__Page extract__:
Start

To see if danger makes people experience time in slow motion, David and his colleagues scared few volunteers by dropping them into a net from 150 feet of height with no ropes attached. Volunteers reported that their own fall lasted longer than other volunteers' fall.

To see if this experience (of being in danger) makes volunteers' brain run faster and they can see and perceive more, David and his colleagues have developed a device called "perceptual chronometer". This device flicker numbers on its screen, and it can be tied on the volunteer's wrist. Speed of the numbers appeared on the screen can be controlled.

If the brain sped up when in danger, the researchers theorized numbers on the perceptual chronometers would appear slow enough to read while volunteers fell. Instead, the scientists found that volunteers could not read the numbers at faster-than-normal speeds.

Instead, such time warping seems to be a trick played by one's memory. When a person is scared, a brain area called the amygdala becomes more active, laying down an extra set of memories that go along with those normally taken care of by other parts of the brain.

End

__Information given__:
Start

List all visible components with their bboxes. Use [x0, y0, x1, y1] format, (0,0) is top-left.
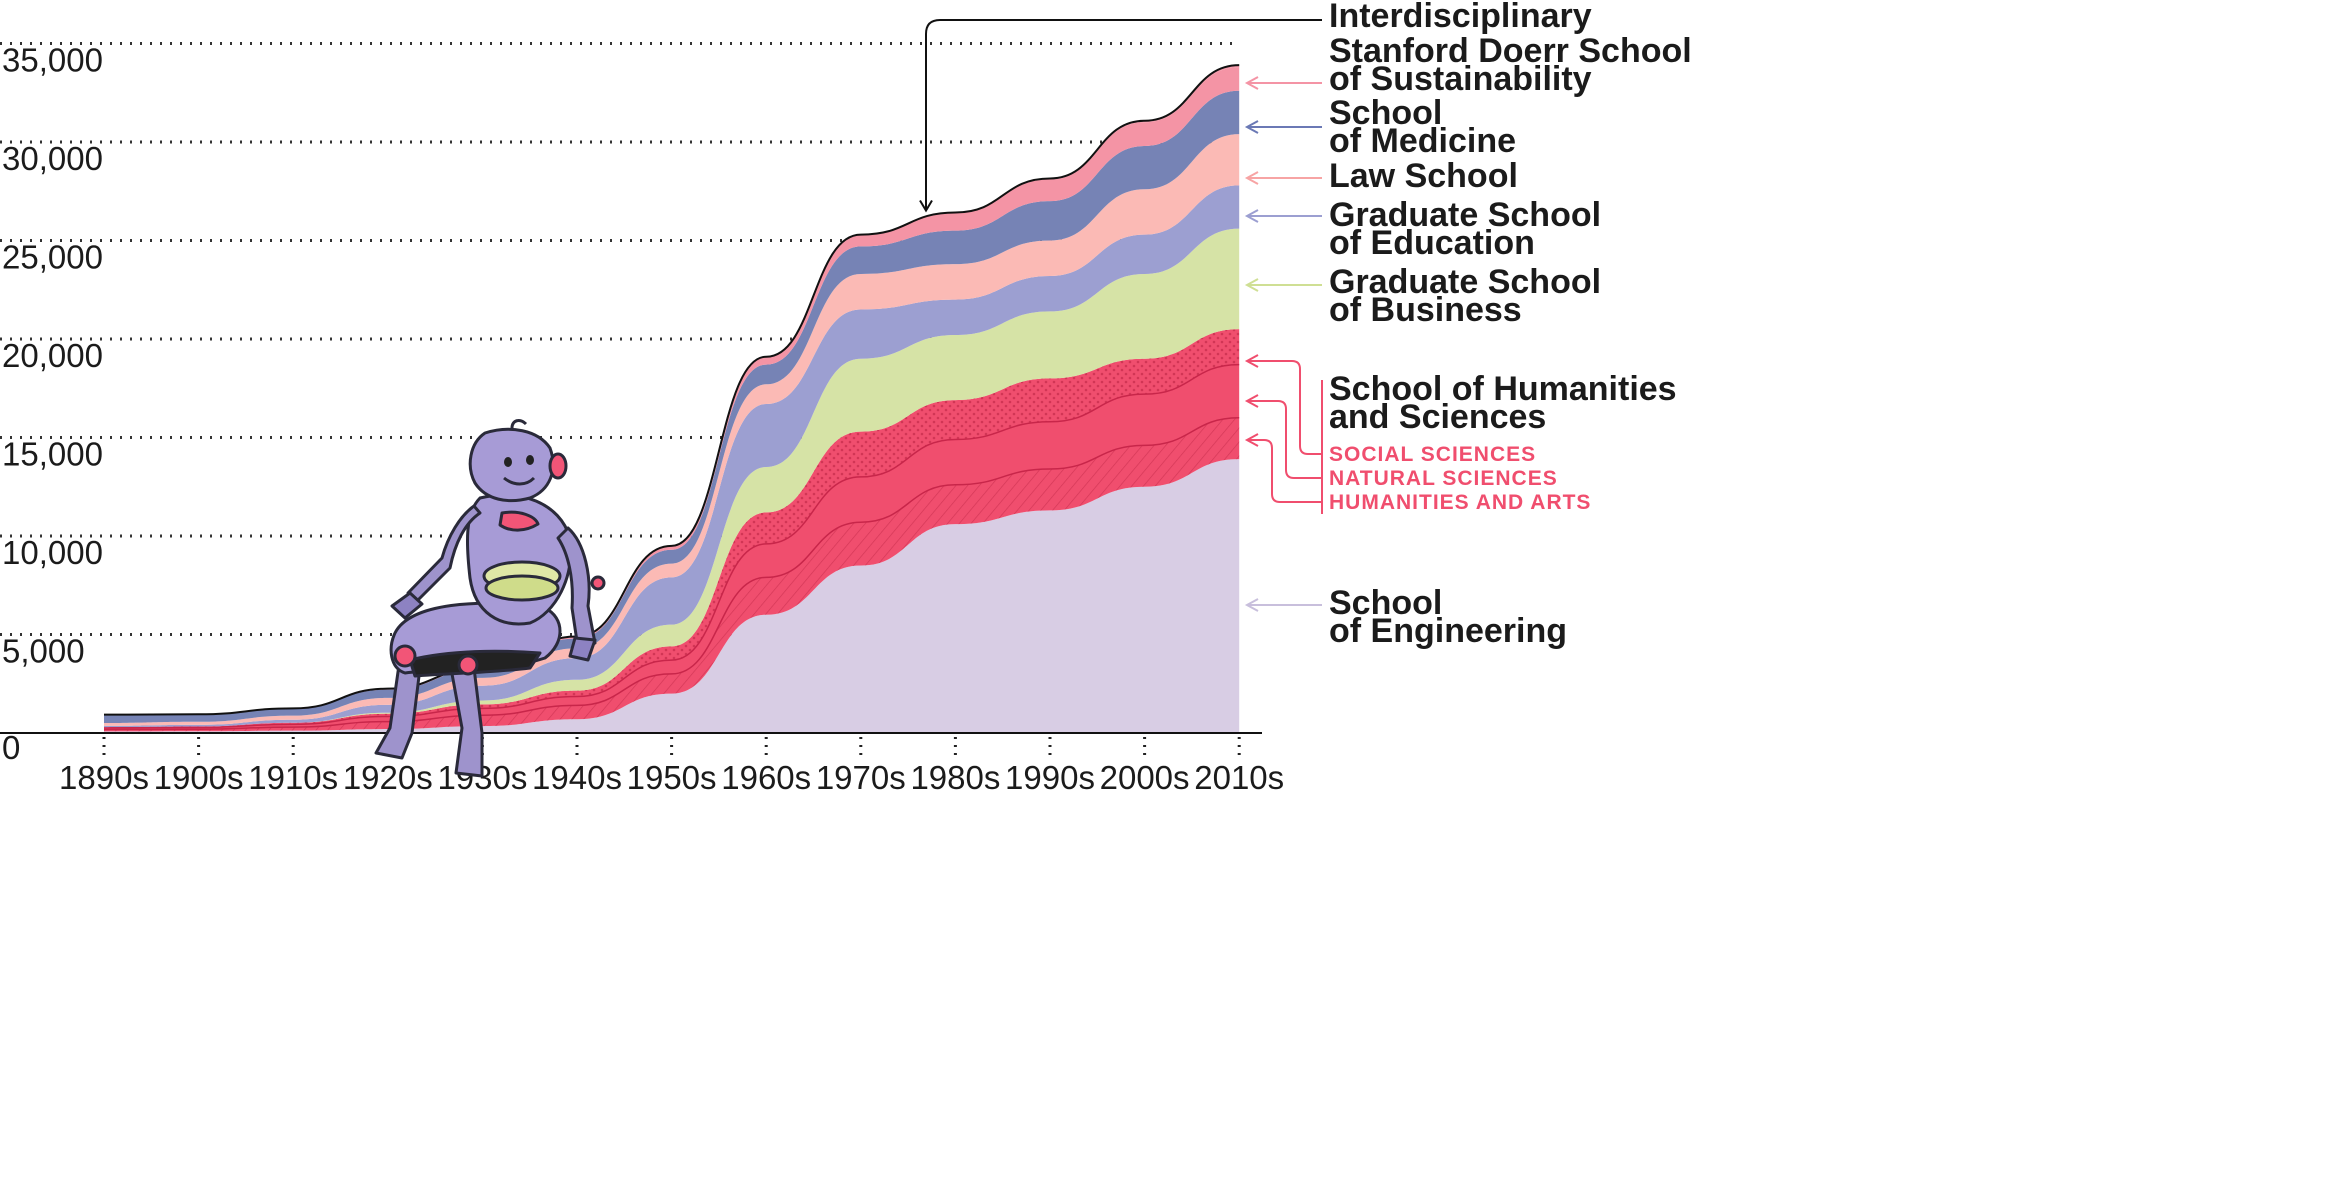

End
Start

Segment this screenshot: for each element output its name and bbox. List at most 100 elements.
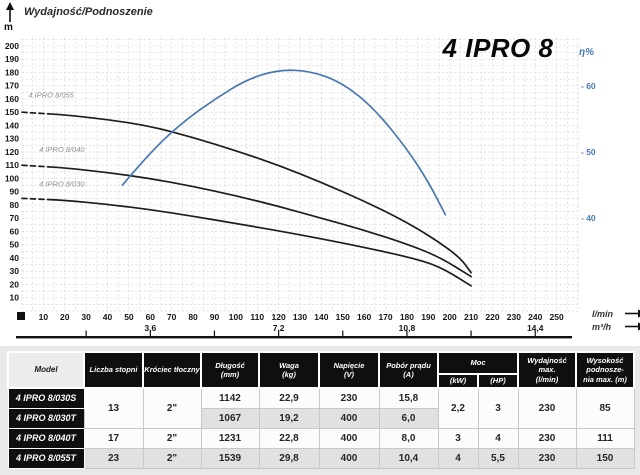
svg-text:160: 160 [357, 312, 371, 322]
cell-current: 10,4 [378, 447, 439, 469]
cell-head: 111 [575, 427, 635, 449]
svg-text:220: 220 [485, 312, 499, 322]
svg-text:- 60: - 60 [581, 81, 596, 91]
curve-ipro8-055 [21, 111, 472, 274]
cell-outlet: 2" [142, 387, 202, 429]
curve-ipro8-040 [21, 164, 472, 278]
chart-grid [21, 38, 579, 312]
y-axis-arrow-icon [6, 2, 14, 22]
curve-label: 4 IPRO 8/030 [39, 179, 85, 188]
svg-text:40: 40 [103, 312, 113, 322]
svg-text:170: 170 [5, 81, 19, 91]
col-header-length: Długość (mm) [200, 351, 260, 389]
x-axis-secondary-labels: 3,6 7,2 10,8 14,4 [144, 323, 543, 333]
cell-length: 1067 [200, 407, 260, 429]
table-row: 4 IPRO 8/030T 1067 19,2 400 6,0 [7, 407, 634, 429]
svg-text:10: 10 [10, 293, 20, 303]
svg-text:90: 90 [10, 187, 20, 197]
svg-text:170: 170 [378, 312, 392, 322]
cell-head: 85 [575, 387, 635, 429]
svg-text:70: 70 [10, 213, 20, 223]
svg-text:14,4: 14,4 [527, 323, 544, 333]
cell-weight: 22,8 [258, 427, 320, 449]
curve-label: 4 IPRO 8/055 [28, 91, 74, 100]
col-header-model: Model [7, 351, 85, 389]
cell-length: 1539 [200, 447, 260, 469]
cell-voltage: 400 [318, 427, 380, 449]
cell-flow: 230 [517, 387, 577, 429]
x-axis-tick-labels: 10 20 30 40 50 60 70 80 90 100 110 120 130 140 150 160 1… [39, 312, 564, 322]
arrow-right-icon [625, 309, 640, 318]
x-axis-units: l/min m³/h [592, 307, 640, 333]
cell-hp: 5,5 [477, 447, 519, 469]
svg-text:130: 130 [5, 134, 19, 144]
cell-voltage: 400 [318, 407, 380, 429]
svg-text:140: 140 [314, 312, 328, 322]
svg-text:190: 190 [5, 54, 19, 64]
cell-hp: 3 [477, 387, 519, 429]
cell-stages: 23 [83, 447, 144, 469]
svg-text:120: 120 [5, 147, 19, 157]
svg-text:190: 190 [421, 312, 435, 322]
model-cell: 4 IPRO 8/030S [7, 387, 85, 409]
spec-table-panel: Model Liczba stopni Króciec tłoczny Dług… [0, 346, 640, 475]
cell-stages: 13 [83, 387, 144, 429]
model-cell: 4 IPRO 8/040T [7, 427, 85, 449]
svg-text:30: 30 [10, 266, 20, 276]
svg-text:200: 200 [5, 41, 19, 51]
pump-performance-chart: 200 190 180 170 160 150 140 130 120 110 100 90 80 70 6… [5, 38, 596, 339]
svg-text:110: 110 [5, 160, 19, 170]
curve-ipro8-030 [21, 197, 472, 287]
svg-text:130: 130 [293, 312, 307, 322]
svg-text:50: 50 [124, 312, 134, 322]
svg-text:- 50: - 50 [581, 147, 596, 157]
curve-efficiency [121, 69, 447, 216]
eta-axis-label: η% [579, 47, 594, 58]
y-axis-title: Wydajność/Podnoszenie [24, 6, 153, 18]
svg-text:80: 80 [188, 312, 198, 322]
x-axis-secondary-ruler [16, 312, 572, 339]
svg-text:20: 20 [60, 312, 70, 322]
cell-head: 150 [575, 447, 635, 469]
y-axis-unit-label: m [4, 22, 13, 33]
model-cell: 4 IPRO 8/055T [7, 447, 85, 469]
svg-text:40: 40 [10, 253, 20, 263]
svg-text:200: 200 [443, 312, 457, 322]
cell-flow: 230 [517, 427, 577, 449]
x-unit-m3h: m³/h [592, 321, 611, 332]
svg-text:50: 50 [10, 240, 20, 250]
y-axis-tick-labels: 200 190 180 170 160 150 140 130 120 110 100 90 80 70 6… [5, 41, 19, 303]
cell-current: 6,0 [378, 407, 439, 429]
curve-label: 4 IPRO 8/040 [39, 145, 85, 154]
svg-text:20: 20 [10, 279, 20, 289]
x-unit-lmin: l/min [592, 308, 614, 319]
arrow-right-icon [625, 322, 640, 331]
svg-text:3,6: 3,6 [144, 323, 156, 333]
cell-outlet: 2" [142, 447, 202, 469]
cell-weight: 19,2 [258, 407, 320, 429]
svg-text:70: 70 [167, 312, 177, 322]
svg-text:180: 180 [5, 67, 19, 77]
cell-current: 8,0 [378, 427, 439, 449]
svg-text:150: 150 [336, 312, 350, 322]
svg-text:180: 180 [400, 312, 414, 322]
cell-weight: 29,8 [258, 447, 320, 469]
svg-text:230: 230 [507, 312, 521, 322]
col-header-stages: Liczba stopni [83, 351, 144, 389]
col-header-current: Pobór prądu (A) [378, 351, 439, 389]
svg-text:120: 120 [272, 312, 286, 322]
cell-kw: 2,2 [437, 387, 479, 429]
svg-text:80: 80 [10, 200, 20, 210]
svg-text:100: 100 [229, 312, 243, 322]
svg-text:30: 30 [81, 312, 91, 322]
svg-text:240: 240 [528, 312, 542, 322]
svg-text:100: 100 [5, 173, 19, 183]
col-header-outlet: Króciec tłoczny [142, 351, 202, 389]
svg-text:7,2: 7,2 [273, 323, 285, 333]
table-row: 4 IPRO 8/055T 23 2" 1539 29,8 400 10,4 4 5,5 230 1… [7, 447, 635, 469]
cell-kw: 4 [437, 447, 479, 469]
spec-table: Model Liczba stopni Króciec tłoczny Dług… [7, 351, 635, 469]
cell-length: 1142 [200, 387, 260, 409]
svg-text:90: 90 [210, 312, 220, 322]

End

__Exercises to complete__:
**a)** The passage on time perception in danger describes a device called the perceptual chronometer. List every feature of that device that the passage mentions.
**b)** Resume the passage on time perception in danger, beginning right after its final sentence about the amygdala.

__Responses to the exercise__:
**a)**
- It flickers numbers on its screen.
- It can be tied on the volunteer's wrist.
- The speed at which the numbers appear on its screen can be controlled.

**b)**
"In this way, frightening events are associated with richer and denser memories," Eagleman explained. "And the more memory you have of an event, the longer you believe it took."

Eagleman added this illusion "is related to the phenomenon that time seems to speed up as you grow older. When you're a child, you lay down rich memories for all your experiences; when you're older, you've seen it all before and lay down fewer memories. Therefore, when a child looks back at the end of a summer, it seems to have lasted forever; adults think it zoomed by."